→ SET TASK
Your task is to quote the material that follows, in full and exactly.

Figure record extracts
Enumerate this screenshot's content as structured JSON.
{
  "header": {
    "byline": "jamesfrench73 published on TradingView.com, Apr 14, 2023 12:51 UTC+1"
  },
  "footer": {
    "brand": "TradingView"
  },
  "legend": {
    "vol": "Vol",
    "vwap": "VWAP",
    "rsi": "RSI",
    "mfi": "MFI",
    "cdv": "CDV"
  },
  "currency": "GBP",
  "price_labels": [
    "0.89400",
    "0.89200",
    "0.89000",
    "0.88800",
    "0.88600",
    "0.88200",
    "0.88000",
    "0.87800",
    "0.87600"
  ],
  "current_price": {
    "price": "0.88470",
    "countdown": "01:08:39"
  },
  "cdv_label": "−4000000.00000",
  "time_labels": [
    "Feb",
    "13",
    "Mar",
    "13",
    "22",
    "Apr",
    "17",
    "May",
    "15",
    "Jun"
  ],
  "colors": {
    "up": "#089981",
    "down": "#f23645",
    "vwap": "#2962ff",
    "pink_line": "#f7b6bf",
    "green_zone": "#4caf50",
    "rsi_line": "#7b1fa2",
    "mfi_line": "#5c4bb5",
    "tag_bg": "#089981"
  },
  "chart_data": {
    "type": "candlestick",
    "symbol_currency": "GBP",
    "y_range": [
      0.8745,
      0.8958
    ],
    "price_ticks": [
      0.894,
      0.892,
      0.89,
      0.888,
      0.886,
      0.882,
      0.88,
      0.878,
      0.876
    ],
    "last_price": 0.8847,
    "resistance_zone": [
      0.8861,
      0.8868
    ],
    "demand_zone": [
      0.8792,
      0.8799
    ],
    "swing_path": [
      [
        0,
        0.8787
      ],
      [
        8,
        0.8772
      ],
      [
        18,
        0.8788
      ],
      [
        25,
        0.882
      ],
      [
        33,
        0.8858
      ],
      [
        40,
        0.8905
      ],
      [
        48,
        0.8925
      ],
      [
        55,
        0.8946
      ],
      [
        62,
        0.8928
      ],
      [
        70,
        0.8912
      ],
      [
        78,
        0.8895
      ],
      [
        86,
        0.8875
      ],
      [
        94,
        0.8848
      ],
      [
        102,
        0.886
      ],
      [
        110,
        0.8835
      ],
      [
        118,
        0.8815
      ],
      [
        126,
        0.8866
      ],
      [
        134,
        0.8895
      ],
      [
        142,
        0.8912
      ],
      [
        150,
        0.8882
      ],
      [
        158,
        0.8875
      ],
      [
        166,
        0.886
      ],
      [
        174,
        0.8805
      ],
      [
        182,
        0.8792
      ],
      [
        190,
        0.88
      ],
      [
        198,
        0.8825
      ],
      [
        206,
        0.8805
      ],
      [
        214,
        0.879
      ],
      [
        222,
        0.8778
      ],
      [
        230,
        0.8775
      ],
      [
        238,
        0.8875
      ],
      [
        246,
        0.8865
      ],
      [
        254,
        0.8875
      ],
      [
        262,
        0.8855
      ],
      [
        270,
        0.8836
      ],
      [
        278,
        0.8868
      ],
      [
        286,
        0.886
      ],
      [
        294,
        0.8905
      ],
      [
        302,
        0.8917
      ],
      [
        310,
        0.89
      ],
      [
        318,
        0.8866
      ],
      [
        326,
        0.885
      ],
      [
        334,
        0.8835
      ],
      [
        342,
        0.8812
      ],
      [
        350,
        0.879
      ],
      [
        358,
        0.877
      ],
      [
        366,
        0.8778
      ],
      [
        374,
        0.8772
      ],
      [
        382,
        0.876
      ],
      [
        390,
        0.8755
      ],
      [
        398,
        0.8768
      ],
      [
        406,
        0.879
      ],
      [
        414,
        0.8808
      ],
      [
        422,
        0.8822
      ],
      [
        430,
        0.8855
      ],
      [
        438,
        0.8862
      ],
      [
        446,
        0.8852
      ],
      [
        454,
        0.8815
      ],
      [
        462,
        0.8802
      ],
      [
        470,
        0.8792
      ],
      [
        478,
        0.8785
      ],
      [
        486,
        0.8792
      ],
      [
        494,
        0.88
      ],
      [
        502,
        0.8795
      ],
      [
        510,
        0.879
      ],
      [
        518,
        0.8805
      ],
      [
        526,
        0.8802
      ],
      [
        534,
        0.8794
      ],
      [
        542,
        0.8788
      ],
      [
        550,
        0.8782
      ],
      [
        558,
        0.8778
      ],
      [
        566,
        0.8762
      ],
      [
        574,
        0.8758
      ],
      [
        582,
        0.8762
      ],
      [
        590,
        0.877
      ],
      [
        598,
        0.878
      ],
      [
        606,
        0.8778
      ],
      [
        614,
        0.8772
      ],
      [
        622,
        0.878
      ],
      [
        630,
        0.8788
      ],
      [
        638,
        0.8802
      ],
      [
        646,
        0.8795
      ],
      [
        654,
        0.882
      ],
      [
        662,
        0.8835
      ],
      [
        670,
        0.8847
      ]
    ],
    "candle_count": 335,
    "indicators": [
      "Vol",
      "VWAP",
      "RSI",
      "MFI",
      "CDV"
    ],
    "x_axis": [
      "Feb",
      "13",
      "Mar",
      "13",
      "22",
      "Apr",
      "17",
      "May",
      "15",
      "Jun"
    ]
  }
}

→ WRITTEN SOLUTION
Enumerate this screenshot's content as structured JSON.
{
  "header": {
    "byline": "jamesfrench73 published on TradingView.com, Apr 14, 2023 12:51 UTC+1"
  },
  "footer": {
    "brand": "TradingView"
  },
  "legend": {
    "vol": "Vol",
    "vwap": "VWAP",
    "rsi": "RSI",
    "mfi": "MFI",
    "cdv": "CDV"
  },
  "currency": "GBP",
  "price_labels": [
    "0.89400",
    "0.89200",
    "0.89000",
    "0.88800",
    "0.88600",
    "0.88200",
    "0.88000",
    "0.87800",
    "0.87600"
  ],
  "current_price": {
    "price": "0.88470",
    "countdown": "01:08:39"
  },
  "cdv_label": "−4000000.00000",
  "time_labels": [
    "Feb",
    "13",
    "Mar",
    "13",
    "22",
    "Apr",
    "17",
    "May",
    "15",
    "Jun"
  ],
  "colors": {
    "up": "#089981",
    "down": "#f23645",
    "vwap": "#2962ff",
    "pink_line": "#f7b6bf",
    "green_zone": "#4caf50",
    "rsi_line": "#7b1fa2",
    "mfi_line": "#5c4bb5",
    "tag_bg": "#089981"
  },
  "chart_data": {
    "type": "candlestick",
    "symbol_currency": "GBP",
    "y_range": [
      0.8745,
      0.8958
    ],
    "price_ticks": [
      0.894,
      0.892,
      0.89,
      0.888,
      0.886,
      0.882,
      0.88,
      0.878,
      0.876
    ],
    "last_price": 0.8847,
    "resistance_zone": [
      0.8861,
      0.8868
    ],
    "demand_zone": [
      0.8792,
      0.8799
    ],
    "swing_path": [
      [
        0,
        0.8787
      ],
      [
        8,
        0.8772
      ],
      [
        18,
        0.8788
      ],
      [
        25,
        0.882
      ],
      [
        33,
        0.8858
      ],
      [
        40,
        0.8905
      ],
      [
        48,
        0.8925
      ],
      [
        55,
        0.8946
      ],
      [
        62,
        0.8928
      ],
      [
        70,
        0.8912
      ],
      [
        78,
        0.8895
      ],
      [
        86,
        0.8875
      ],
      [
        94,
        0.8848
      ],
      [
        102,
        0.886
      ],
      [
        110,
        0.8835
      ],
      [
        118,
        0.8815
      ],
      [
        126,
        0.8866
      ],
      [
        134,
        0.8895
      ],
      [
        142,
        0.8912
      ],
      [
        150,
        0.8882
      ],
      [
        158,
        0.8875
      ],
      [
        166,
        0.886
      ],
      [
        174,
        0.8805
      ],
      [
        182,
        0.8792
      ],
      [
        190,
        0.88
      ],
      [
        198,
        0.8825
      ],
      [
        206,
        0.8805
      ],
      [
        214,
        0.879
      ],
      [
        222,
        0.8778
      ],
      [
        230,
        0.8775
      ],
      [
        238,
        0.8875
      ],
      [
        246,
        0.8865
      ],
      [
        254,
        0.8875
      ],
      [
        262,
        0.8855
      ],
      [
        270,
        0.8836
      ],
      [
        278,
        0.8868
      ],
      [
        286,
        0.886
      ],
      [
        294,
        0.8905
      ],
      [
        302,
        0.8917
      ],
      [
        310,
        0.89
      ],
      [
        318,
        0.8866
      ],
      [
        326,
        0.885
      ],
      [
        334,
        0.8835
      ],
      [
        342,
        0.8812
      ],
      [
        350,
        0.879
      ],
      [
        358,
        0.877
      ],
      [
        366,
        0.8778
      ],
      [
        374,
        0.8772
      ],
      [
        382,
        0.876
      ],
      [
        390,
        0.8755
      ],
      [
        398,
        0.8768
      ],
      [
        406,
        0.879
      ],
      [
        414,
        0.8808
      ],
      [
        422,
        0.8822
      ],
      [
        430,
        0.8855
      ],
      [
        438,
        0.8862
      ],
      [
        446,
        0.8852
      ],
      [
        454,
        0.8815
      ],
      [
        462,
        0.8802
      ],
      [
        470,
        0.8792
      ],
      [
        478,
        0.8785
      ],
      [
        486,
        0.8792
      ],
      [
        494,
        0.88
      ],
      [
        502,
        0.8795
      ],
      [
        510,
        0.879
      ],
      [
        518,
        0.8805
      ],
      [
        526,
        0.8802
      ],
      [
        534,
        0.8794
      ],
      [
        542,
        0.8788
      ],
      [
        550,
        0.8782
      ],
      [
        558,
        0.8778
      ],
      [
        566,
        0.8762
      ],
      [
        574,
        0.8758
      ],
      [
        582,
        0.8762
      ],
      [
        590,
        0.877
      ],
      [
        598,
        0.878
      ],
      [
        606,
        0.8778
      ],
      [
        614,
        0.8772
      ],
      [
        622,
        0.878
      ],
      [
        630,
        0.8788
      ],
      [
        638,
        0.8802
      ],
      [
        646,
        0.8795
      ],
      [
        654,
        0.882
      ],
      [
        662,
        0.8835
      ],
      [
        670,
        0.8847
      ]
    ],
    "candle_count": 335,
    "indicators": [
      "Vol",
      "VWAP",
      "RSI",
      "MFI",
      "CDV"
    ],
    "x_axis": [
      "Feb",
      "13",
      "Mar",
      "13",
      "22",
      "Apr",
      "17",
      "May",
      "15",
      "Jun"
    ]
  }
}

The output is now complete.